▶ **WORK TO COMPLETE**:
Return the material word for word. Do not include the pictures.

▶ **Dataset excerpts**:
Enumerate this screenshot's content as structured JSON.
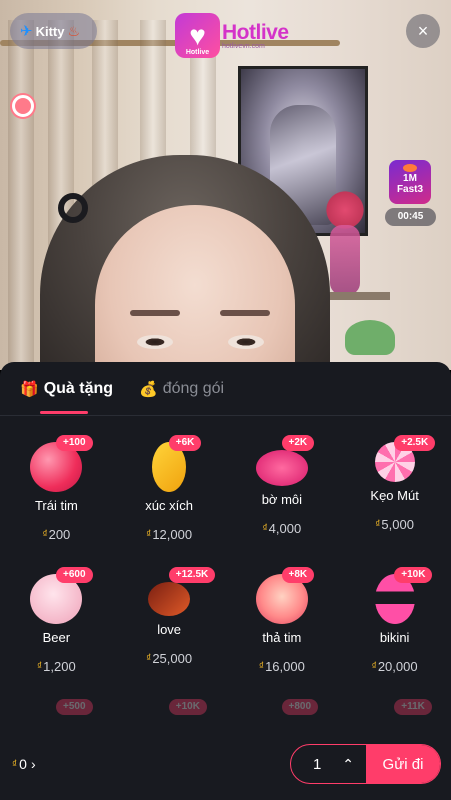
{
  "stream": {
    "username": "Kitty",
    "user_badge_icon": "flame-badge-icon",
    "logo_name": "Hotlive",
    "logo_sub": "Hotlive",
    "logo_url": "hotlivevn.com",
    "game_label_line1": "1M",
    "game_label_line2": "Fast3",
    "game_timer": "00:45",
    "close_icon": "×"
  },
  "panel": {
    "tabs": [
      {
        "label": "Quà tặng",
        "active": true,
        "icon": "gift-icon"
      },
      {
        "label": "đóng gói",
        "active": false,
        "icon": "bag-icon"
      }
    ],
    "currency_symbol": "₫",
    "gifts": [
      {
        "name": "Trái tim",
        "price": "200",
        "bonus": "+100",
        "art": "heart"
      },
      {
        "name": "xúc xích",
        "price": "12,000",
        "bonus": "+6K",
        "art": "sausage"
      },
      {
        "name": "bờ môi",
        "price": "4,000",
        "bonus": "+2K",
        "art": "lips"
      },
      {
        "name": "Kẹo Mút",
        "price": "5,000",
        "bonus": "+2.5K",
        "art": "lollipop"
      },
      {
        "name": "Beer",
        "price": "1,200",
        "bonus": "+600",
        "art": "bear"
      },
      {
        "name": "love",
        "price": "25,000",
        "bonus": "+12.5K",
        "art": "love-sign"
      },
      {
        "name": "thả tim",
        "price": "16,000",
        "bonus": "+8K",
        "art": "heart-hand"
      },
      {
        "name": "bikini",
        "price": "20,000",
        "bonus": "+10K",
        "art": "bikini"
      }
    ],
    "partial_row_bonuses": [
      "+500",
      "+10K",
      "+800",
      "+11K"
    ]
  },
  "footer": {
    "balance": "0",
    "quantity": "1",
    "send_label": "Gửi đi"
  }
}
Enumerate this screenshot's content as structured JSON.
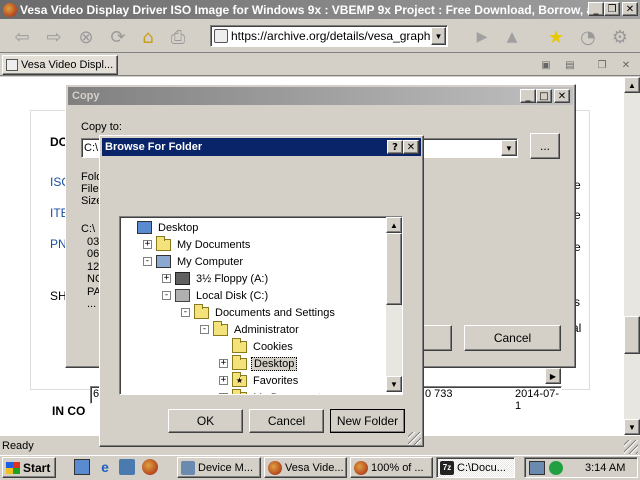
{
  "browser": {
    "title": "Vesa Video Display Driver ISO Image for Windows 9x : VBEMP 9x Project : Free Download, Borrow, a...",
    "url": "https://archive.org/details/vesa_graphics",
    "tab_label": "Vesa Video Displ...",
    "status": "Ready"
  },
  "page": {
    "heading1": "DO",
    "links": [
      "ISO",
      "ITE",
      "PN"
    ],
    "detail_lines": [
      "Fold",
      "File",
      "Size"
    ],
    "path_prefix": "C:\\",
    "list_lines": [
      "03",
      "06",
      "12",
      "NO",
      "PA"
    ],
    "sh_label": "SH",
    "ellipsis": "...",
    "right_fragments": [
      "e",
      "e",
      "e",
      "s",
      "al"
    ],
    "heading2": "IN CO",
    "row_size": "0 733",
    "row_date": "2014-07-1",
    "row_num": "6"
  },
  "copy_dialog": {
    "title": "Copy",
    "copy_to_label": "Copy to:",
    "dest_value": "C:\\",
    "browse_button": "...",
    "cancel_button": "Cancel"
  },
  "browse_dialog": {
    "title": "Browse For Folder",
    "tree": [
      {
        "label": "Desktop",
        "level": 0,
        "expander": "",
        "icon": "desktop"
      },
      {
        "label": "My Documents",
        "level": 1,
        "expander": "+",
        "icon": "documents"
      },
      {
        "label": "My Computer",
        "level": 1,
        "expander": "-",
        "icon": "computer"
      },
      {
        "label": "3½ Floppy (A:)",
        "level": 2,
        "expander": "+",
        "icon": "floppy"
      },
      {
        "label": "Local Disk (C:)",
        "level": 2,
        "expander": "-",
        "icon": "drive"
      },
      {
        "label": "Documents and Settings",
        "level": 3,
        "expander": "-",
        "icon": "folder"
      },
      {
        "label": "Administrator",
        "level": 4,
        "expander": "-",
        "icon": "folder"
      },
      {
        "label": "Cookies",
        "level": 5,
        "expander": "",
        "icon": "folder"
      },
      {
        "label": "Desktop",
        "level": 5,
        "expander": "+",
        "icon": "folder",
        "selected": true
      },
      {
        "label": "Favorites",
        "level": 5,
        "expander": "+",
        "icon": "folder-star"
      },
      {
        "label": "My Documents",
        "level": 5,
        "expander": "+",
        "icon": "folder"
      }
    ],
    "ok_button": "OK",
    "cancel_button": "Cancel",
    "new_folder_button": "New Folder"
  },
  "taskbar": {
    "start": "Start",
    "buttons": [
      "Device M...",
      "Vesa Vide...",
      "100% of ...",
      "C:\\Docu..."
    ],
    "time": "3:14 AM"
  },
  "colors": {
    "title_active": "#0a246a",
    "title_active_end": "#a6caf0",
    "selection": "#0a246a",
    "face": "#d4d0c8"
  }
}
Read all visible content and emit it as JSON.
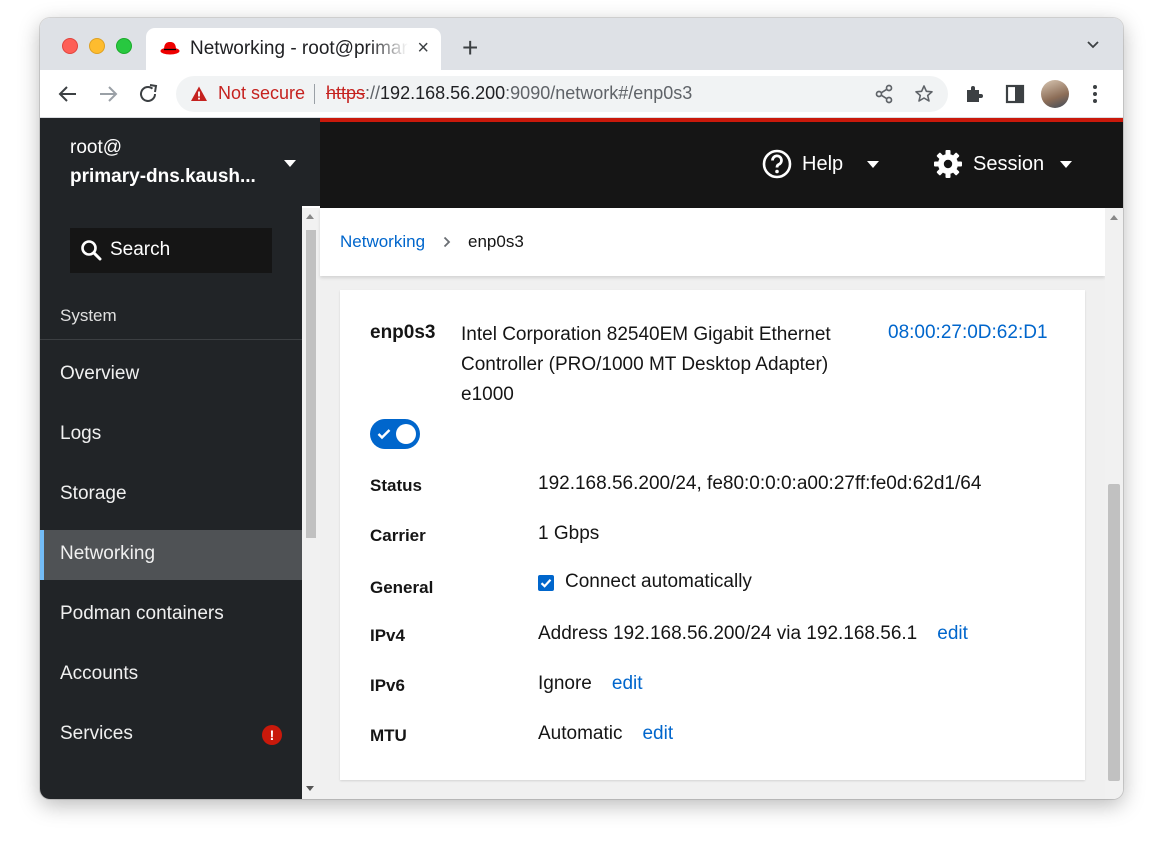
{
  "browser": {
    "tab_title": "Networking - root@primary-dns.kaushal.local",
    "tab_close": "×",
    "new_tab": "+",
    "not_secure": "Not secure",
    "url_scheme": "https",
    "url_host": "192.168.56.200",
    "url_rest": ":9090/network#/enp0s3"
  },
  "header": {
    "host_user": "root@",
    "host_name": "primary-dns.kaush...",
    "help_label": "Help",
    "session_label": "Session"
  },
  "sidebar": {
    "search_label": "Search",
    "section": "System",
    "items": [
      {
        "label": "Overview",
        "active": false
      },
      {
        "label": "Logs",
        "active": false
      },
      {
        "label": "Storage",
        "active": false
      },
      {
        "label": "Networking",
        "active": true
      },
      {
        "label": "Podman containers",
        "active": false
      },
      {
        "label": "Accounts",
        "active": false
      },
      {
        "label": "Services",
        "active": false,
        "badge": "!"
      }
    ]
  },
  "breadcrumb": {
    "parent": "Networking",
    "current": "enp0s3"
  },
  "interface": {
    "name": "enp0s3",
    "description": "Intel Corporation 82540EM Gigabit Ethernet Controller (PRO/1000 MT Desktop Adapter) e1000",
    "mac": "08:00:27:0D:62:D1",
    "enabled": true,
    "rows": {
      "status_label": "Status",
      "status_value": "192.168.56.200/24, fe80:0:0:0:a00:27ff:fe0d:62d1/64",
      "carrier_label": "Carrier",
      "carrier_value": "1 Gbps",
      "general_label": "General",
      "general_value": "Connect automatically",
      "ipv4_label": "IPv4",
      "ipv4_value": "Address 192.168.56.200/24 via 192.168.56.1",
      "ipv6_label": "IPv6",
      "ipv6_value": "Ignore",
      "mtu_label": "MTU",
      "mtu_value": "Automatic",
      "edit_label": "edit"
    }
  },
  "colors": {
    "accent": "#0066cc",
    "sidebar_bg": "#212427",
    "topbar_bg": "#151515",
    "brand_red": "#c9190b",
    "active_indicator": "#73bcf7"
  },
  "icons": [
    "redhat-favicon-icon",
    "close-icon",
    "plus-icon",
    "chevron-down-icon",
    "back-arrow-icon",
    "forward-arrow-icon",
    "reload-icon",
    "warning-icon",
    "share-icon",
    "star-icon",
    "extensions-icon",
    "side-panel-icon",
    "avatar",
    "kebab-menu-icon",
    "search-icon",
    "help-icon",
    "gear-icon",
    "caret-down-icon",
    "check-icon",
    "exclamation-icon"
  ]
}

▶ **EXERCISE RESPONSE**:
Enumerate this screenshot's content as structured JSON.
{
  "stream": {
    "username": "Kitty",
    "user_badge_icon": "flame-badge-icon",
    "logo_name": "Hotlive",
    "logo_sub": "Hotlive",
    "logo_url": "hotlivevn.com",
    "game_label_line1": "1M",
    "game_label_line2": "Fast3",
    "game_timer": "00:45",
    "close_icon": "×"
  },
  "panel": {
    "tabs": [
      {
        "label": "Quà tặng",
        "active": true,
        "icon": "gift-icon"
      },
      {
        "label": "đóng gói",
        "active": false,
        "icon": "bag-icon"
      }
    ],
    "currency_symbol": "₫",
    "gifts": [
      {
        "name": "Trái tim",
        "price": "200",
        "bonus": "+100",
        "art": "heart"
      },
      {
        "name": "xúc xích",
        "price": "12,000",
        "bonus": "+6K",
        "art": "sausage"
      },
      {
        "name": "bờ môi",
        "price": "4,000",
        "bonus": "+2K",
        "art": "lips"
      },
      {
        "name": "Kẹo Mút",
        "price": "5,000",
        "bonus": "+2.5K",
        "art": "lollipop"
      },
      {
        "name": "Beer",
        "price": "1,200",
        "bonus": "+600",
        "art": "bear"
      },
      {
        "name": "love",
        "price": "25,000",
        "bonus": "+12.5K",
        "art": "love-sign"
      },
      {
        "name": "thả tim",
        "price": "16,000",
        "bonus": "+8K",
        "art": "heart-hand"
      },
      {
        "name": "bikini",
        "price": "20,000",
        "bonus": "+10K",
        "art": "bikini"
      }
    ],
    "partial_row_bonuses": [
      "+500",
      "+10K",
      "+800",
      "+11K"
    ]
  },
  "footer": {
    "balance": "0",
    "quantity": "1",
    "send_label": "Gửi đi"
  }
}
Enumerate this screenshot's content as structured JSON.
{
  "browser": {
    "title": "Vesa Video Display Driver ISO Image for Windows 9x : VBEMP 9x Project : Free Download, Borrow, a...",
    "url": "https://archive.org/details/vesa_graphics",
    "tab_label": "Vesa Video Displ...",
    "status": "Ready"
  },
  "page": {
    "heading1": "DO",
    "links": [
      "ISO",
      "ITE",
      "PN"
    ],
    "detail_lines": [
      "Fold",
      "File",
      "Size"
    ],
    "path_prefix": "C:\\",
    "list_lines": [
      "03",
      "06",
      "12",
      "NO",
      "PA"
    ],
    "sh_label": "SH",
    "ellipsis": "...",
    "right_fragments": [
      "e",
      "e",
      "e",
      "s",
      "al"
    ],
    "heading2": "IN CO",
    "row_size": "0 733",
    "row_date": "2014-07-1",
    "row_num": "6"
  },
  "copy_dialog": {
    "title": "Copy",
    "copy_to_label": "Copy to:",
    "dest_value": "C:\\",
    "browse_button": "...",
    "cancel_button": "Cancel"
  },
  "browse_dialog": {
    "title": "Browse For Folder",
    "tree": [
      {
        "label": "Desktop",
        "level": 0,
        "expander": "",
        "icon": "desktop"
      },
      {
        "label": "My Documents",
        "level": 1,
        "expander": "+",
        "icon": "documents"
      },
      {
        "label": "My Computer",
        "level": 1,
        "expander": "-",
        "icon": "computer"
      },
      {
        "label": "3½ Floppy (A:)",
        "level": 2,
        "expander": "+",
        "icon": "floppy"
      },
      {
        "label": "Local Disk (C:)",
        "level": 2,
        "expander": "-",
        "icon": "drive"
      },
      {
        "label": "Documents and Settings",
        "level": 3,
        "expander": "-",
        "icon": "folder"
      },
      {
        "label": "Administrator",
        "level": 4,
        "expander": "-",
        "icon": "folder"
      },
      {
        "label": "Cookies",
        "level": 5,
        "expander": "",
        "icon": "folder"
      },
      {
        "label": "Desktop",
        "level": 5,
        "expander": "+",
        "icon": "folder",
        "selected": true
      },
      {
        "label": "Favorites",
        "level": 5,
        "expander": "+",
        "icon": "folder-star"
      },
      {
        "label": "My Documents",
        "level": 5,
        "expander": "+",
        "icon": "folder"
      }
    ],
    "ok_button": "OK",
    "cancel_button": "Cancel",
    "new_folder_button": "New Folder"
  },
  "taskbar": {
    "start": "Start",
    "buttons": [
      "Device M...",
      "Vesa Vide...",
      "100% of ...",
      "C:\\Docu..."
    ],
    "time": "3:14 AM"
  },
  "colors": {
    "title_active": "#0a246a",
    "title_active_end": "#a6caf0",
    "selection": "#0a246a",
    "face": "#d4d0c8"
  }
}
Read all visible content and emit it as JSON.
{
  "browser": {
    "tab_title": "Networking - root@primary-dns.kaushal.local",
    "tab_close": "×",
    "new_tab": "+",
    "not_secure": "Not secure",
    "url_scheme": "https",
    "url_host": "192.168.56.200",
    "url_rest": ":9090/network#/enp0s3"
  },
  "header": {
    "host_user": "root@",
    "host_name": "primary-dns.kaush...",
    "help_label": "Help",
    "session_label": "Session"
  },
  "sidebar": {
    "search_label": "Search",
    "section": "System",
    "items": [
      {
        "label": "Overview",
        "active": false
      },
      {
        "label": "Logs",
        "active": false
      },
      {
        "label": "Storage",
        "active": false
      },
      {
        "label": "Networking",
        "active": true
      },
      {
        "label": "Podman containers",
        "active": false
      },
      {
        "label": "Accounts",
        "active": false
      },
      {
        "label": "Services",
        "active": false,
        "badge": "!"
      }
    ]
  },
  "breadcrumb": {
    "parent": "Networking",
    "current": "enp0s3"
  },
  "interface": {
    "name": "enp0s3",
    "description": "Intel Corporation 82540EM Gigabit Ethernet Controller (PRO/1000 MT Desktop Adapter) e1000",
    "mac": "08:00:27:0D:62:D1",
    "enabled": true,
    "rows": {
      "status_label": "Status",
      "status_value": "192.168.56.200/24, fe80:0:0:0:a00:27ff:fe0d:62d1/64",
      "carrier_label": "Carrier",
      "carrier_value": "1 Gbps",
      "general_label": "General",
      "general_value": "Connect automatically",
      "ipv4_label": "IPv4",
      "ipv4_value": "Address 192.168.56.200/24 via 192.168.56.1",
      "ipv6_label": "IPv6",
      "ipv6_value": "Ignore",
      "mtu_label": "MTU",
      "mtu_value": "Automatic",
      "edit_label": "edit"
    }
  },
  "colors": {
    "accent": "#0066cc",
    "sidebar_bg": "#212427",
    "topbar_bg": "#151515",
    "brand_red": "#c9190b",
    "active_indicator": "#73bcf7"
  },
  "icons": [
    "redhat-favicon-icon",
    "close-icon",
    "plus-icon",
    "chevron-down-icon",
    "back-arrow-icon",
    "forward-arrow-icon",
    "reload-icon",
    "warning-icon",
    "share-icon",
    "star-icon",
    "extensions-icon",
    "side-panel-icon",
    "avatar",
    "kebab-menu-icon",
    "search-icon",
    "help-icon",
    "gear-icon",
    "caret-down-icon",
    "check-icon",
    "exclamation-icon"
  ]
}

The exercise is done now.